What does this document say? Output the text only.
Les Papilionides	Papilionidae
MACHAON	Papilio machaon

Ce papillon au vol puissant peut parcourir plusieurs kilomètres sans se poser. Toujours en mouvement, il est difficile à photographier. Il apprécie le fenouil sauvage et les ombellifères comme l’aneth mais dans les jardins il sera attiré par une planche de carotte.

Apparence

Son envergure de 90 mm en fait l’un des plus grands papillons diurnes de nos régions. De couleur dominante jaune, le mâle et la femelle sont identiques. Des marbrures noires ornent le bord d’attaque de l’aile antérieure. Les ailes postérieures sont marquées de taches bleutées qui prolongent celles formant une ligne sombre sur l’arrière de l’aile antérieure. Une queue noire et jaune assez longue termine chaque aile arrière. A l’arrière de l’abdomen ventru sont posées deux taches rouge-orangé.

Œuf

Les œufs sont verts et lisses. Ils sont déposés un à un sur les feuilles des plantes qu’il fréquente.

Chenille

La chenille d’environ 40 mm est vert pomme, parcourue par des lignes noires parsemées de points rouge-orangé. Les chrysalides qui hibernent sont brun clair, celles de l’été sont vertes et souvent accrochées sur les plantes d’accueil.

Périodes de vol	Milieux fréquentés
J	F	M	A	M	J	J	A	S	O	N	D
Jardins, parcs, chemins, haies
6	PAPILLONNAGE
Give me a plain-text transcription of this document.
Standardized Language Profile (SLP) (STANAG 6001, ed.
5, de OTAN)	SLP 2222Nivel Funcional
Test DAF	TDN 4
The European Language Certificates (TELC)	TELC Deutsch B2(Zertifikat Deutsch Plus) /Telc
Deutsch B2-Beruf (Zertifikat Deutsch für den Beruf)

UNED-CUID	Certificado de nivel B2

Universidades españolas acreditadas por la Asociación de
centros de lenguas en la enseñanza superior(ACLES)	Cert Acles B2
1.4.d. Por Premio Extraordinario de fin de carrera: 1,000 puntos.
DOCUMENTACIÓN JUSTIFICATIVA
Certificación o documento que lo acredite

○ ○ ○ ○ ○

# [Problem statement]
Filter the entries and copy out every line with the word "Deutsch".

# [Output below]
The European Language Certificates (TELC)	TELC Deutsch B2(Zertifikat Deutsch Plus) /Telc
Deutsch B2-Beruf (Zertifikat Deutsch für den Beruf)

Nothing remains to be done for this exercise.